Repeat each line exactly, leaving nothing out.

::: Materials provided

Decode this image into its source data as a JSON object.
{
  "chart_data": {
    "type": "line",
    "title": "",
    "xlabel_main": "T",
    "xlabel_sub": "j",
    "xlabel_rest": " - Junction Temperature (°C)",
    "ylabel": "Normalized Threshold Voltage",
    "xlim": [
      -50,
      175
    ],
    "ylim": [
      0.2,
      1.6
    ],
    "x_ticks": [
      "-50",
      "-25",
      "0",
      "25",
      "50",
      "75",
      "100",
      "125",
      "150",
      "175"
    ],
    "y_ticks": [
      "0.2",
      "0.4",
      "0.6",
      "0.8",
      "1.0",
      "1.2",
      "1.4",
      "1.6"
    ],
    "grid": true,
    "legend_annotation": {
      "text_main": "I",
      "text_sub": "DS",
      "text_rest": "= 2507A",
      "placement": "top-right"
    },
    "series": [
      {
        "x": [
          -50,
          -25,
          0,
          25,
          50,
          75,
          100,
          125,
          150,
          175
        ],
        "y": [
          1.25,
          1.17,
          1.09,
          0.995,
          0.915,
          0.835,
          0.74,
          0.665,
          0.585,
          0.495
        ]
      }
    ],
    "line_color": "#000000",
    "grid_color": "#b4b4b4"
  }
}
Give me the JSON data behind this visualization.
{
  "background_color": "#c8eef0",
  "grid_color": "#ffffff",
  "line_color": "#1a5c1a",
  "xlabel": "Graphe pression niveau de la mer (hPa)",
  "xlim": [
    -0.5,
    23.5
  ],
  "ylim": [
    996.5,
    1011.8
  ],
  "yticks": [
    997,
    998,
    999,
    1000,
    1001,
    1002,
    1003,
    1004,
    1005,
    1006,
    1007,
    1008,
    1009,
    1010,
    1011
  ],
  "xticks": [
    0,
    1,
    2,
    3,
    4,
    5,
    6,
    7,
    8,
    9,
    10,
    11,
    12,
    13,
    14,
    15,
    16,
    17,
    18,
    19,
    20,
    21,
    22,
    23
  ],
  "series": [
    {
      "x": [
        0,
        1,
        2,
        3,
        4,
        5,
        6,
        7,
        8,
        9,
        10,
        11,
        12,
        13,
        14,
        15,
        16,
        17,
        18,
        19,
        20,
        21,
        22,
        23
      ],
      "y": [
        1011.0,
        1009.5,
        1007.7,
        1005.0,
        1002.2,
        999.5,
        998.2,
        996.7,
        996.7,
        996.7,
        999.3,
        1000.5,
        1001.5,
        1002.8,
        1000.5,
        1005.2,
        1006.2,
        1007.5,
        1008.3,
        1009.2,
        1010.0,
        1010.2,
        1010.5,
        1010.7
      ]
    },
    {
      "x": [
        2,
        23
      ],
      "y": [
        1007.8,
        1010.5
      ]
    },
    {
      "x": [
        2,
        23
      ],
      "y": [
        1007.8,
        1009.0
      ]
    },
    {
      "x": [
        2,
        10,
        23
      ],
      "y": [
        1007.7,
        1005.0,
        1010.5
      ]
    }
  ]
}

::::::

■ Response to the exercise ■
Decode this image into its source data as a JSON object.
{
  "chart_data": {
    "type": "line",
    "title": "",
    "xlabel_main": "T",
    "xlabel_sub": "j",
    "xlabel_rest": " - Junction Temperature (°C)",
    "ylabel": "Normalized Threshold Voltage",
    "xlim": [
      -50,
      175
    ],
    "ylim": [
      0.2,
      1.6
    ],
    "x_ticks": [
      "-50",
      "-25",
      "0",
      "25",
      "50",
      "75",
      "100",
      "125",
      "150",
      "175"
    ],
    "y_ticks": [
      "0.2",
      "0.4",
      "0.6",
      "0.8",
      "1.0",
      "1.2",
      "1.4",
      "1.6"
    ],
    "grid": true,
    "legend_annotation": {
      "text_main": "I",
      "text_sub": "DS",
      "text_rest": "= 2507A",
      "placement": "top-right"
    },
    "series": [
      {
        "x": [
          -50,
          -25,
          0,
          25,
          50,
          75,
          100,
          125,
          150,
          175
        ],
        "y": [
          1.25,
          1.17,
          1.09,
          0.995,
          0.915,
          0.835,
          0.74,
          0.665,
          0.585,
          0.495
        ]
      }
    ],
    "line_color": "#000000",
    "grid_color": "#b4b4b4"
  }
}
Give me the JSON data behind this visualization.
{
  "background_color": "#c8eef0",
  "grid_color": "#ffffff",
  "line_color": "#1a5c1a",
  "xlabel": "Graphe pression niveau de la mer (hPa)",
  "xlim": [
    -0.5,
    23.5
  ],
  "ylim": [
    996.5,
    1011.8
  ],
  "yticks": [
    997,
    998,
    999,
    1000,
    1001,
    1002,
    1003,
    1004,
    1005,
    1006,
    1007,
    1008,
    1009,
    1010,
    1011
  ],
  "xticks": [
    0,
    1,
    2,
    3,
    4,
    5,
    6,
    7,
    8,
    9,
    10,
    11,
    12,
    13,
    14,
    15,
    16,
    17,
    18,
    19,
    20,
    21,
    22,
    23
  ],
  "series": [
    {
      "x": [
        0,
        1,
        2,
        3,
        4,
        5,
        6,
        7,
        8,
        9,
        10,
        11,
        12,
        13,
        14,
        15,
        16,
        17,
        18,
        19,
        20,
        21,
        22,
        23
      ],
      "y": [
        1011.0,
        1009.5,
        1007.7,
        1005.0,
        1002.2,
        999.5,
        998.2,
        996.7,
        996.7,
        996.7,
        999.3,
        1000.5,
        1001.5,
        1002.8,
        1000.5,
        1005.2,
        1006.2,
        1007.5,
        1008.3,
        1009.2,
        1010.0,
        1010.2,
        1010.5,
        1010.7
      ]
    },
    {
      "x": [
        2,
        23
      ],
      "y": [
        1007.8,
        1010.5
      ]
    },
    {
      "x": [
        2,
        23
      ],
      "y": [
        1007.8,
        1009.0
      ]
    },
    {
      "x": [
        2,
        10,
        23
      ],
      "y": [
        1007.7,
        1005.0,
        1010.5
      ]
    }
  ]
}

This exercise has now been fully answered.